=== Stored data ===

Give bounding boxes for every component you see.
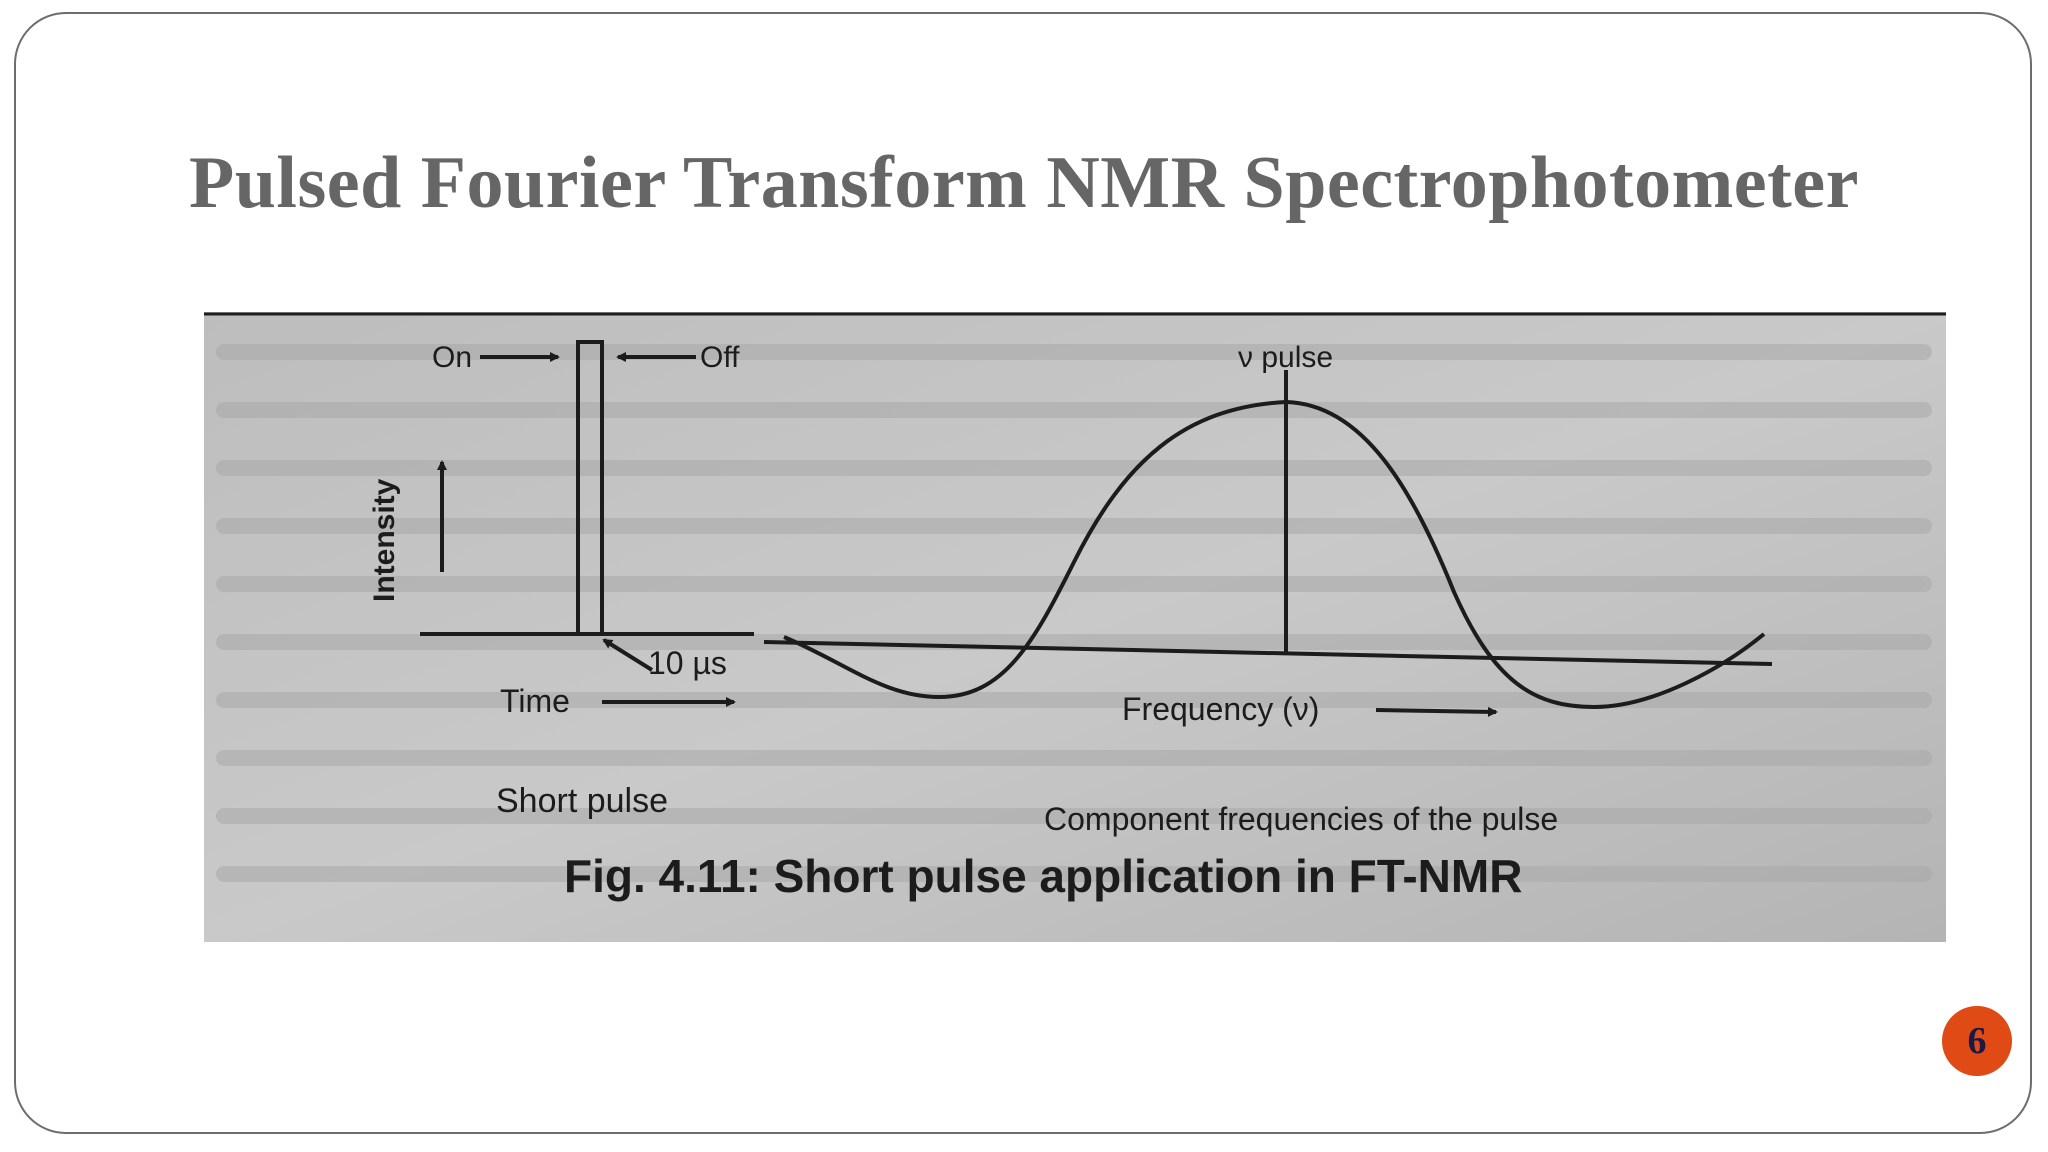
bleed-through-texture [216,344,1932,882]
time-label: Time [500,683,570,719]
figure-caption: Fig. 4.11: Short pulse application in FT… [564,850,1522,902]
off-label: Off [700,341,740,374]
short-pulse-caption: Short pulse [496,782,668,820]
on-label: On [432,341,472,374]
short-pulse-panel [420,340,754,707]
frequency-label: Frequency (ν) [1122,691,1319,727]
slide-title: Pulsed Fourier Transform NMR Spectrophot… [189,142,1859,224]
duration-arrow [602,638,654,672]
component-frequencies-caption: Component frequencies of the pulse [1044,801,1558,837]
peak-label: ν pulse [1238,341,1333,374]
duration-label: 10 µs [648,645,727,681]
frequency-axis [763,640,1773,666]
figure-photo: On Off Intensity 10 µs Time Short pulse … [204,312,1946,942]
frequency-arrow [1375,706,1498,717]
intensity-label: Intensity [368,478,401,602]
pulse-rectangle [576,340,604,634]
figure-diagram: On Off Intensity 10 µs Time Short pulse … [204,312,1946,942]
frequency-panel [763,370,1773,717]
page-number-badge: 6 [1942,1006,2012,1076]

===

→ **Description of the task**
Convert the lines from the line containing "bleed-through-texture [216,344,1932,882]" up to and including the line containing "frequency-label: Frequency (ν)" into a JSON list of strings, one string per line, with blank lines omitted.

→ **Solved exercise**
[
  "bleed-through-texture [216,344,1932,882]",
  "time-label: Time [500,683,570,719]",
  "figure-caption: Fig. 4.11: Short pulse application in FT… [564,850,1522,902]",
  "off-label: Off [700,341,740,374]",
  "short-pulse-caption: Short pulse [496,782,668,820]",
  "on-label: On [432,341,472,374]",
  "short-pulse-panel [420,340,754,707]",
  "frequency-label: Frequency (ν) [1122,691,1319,727]"
]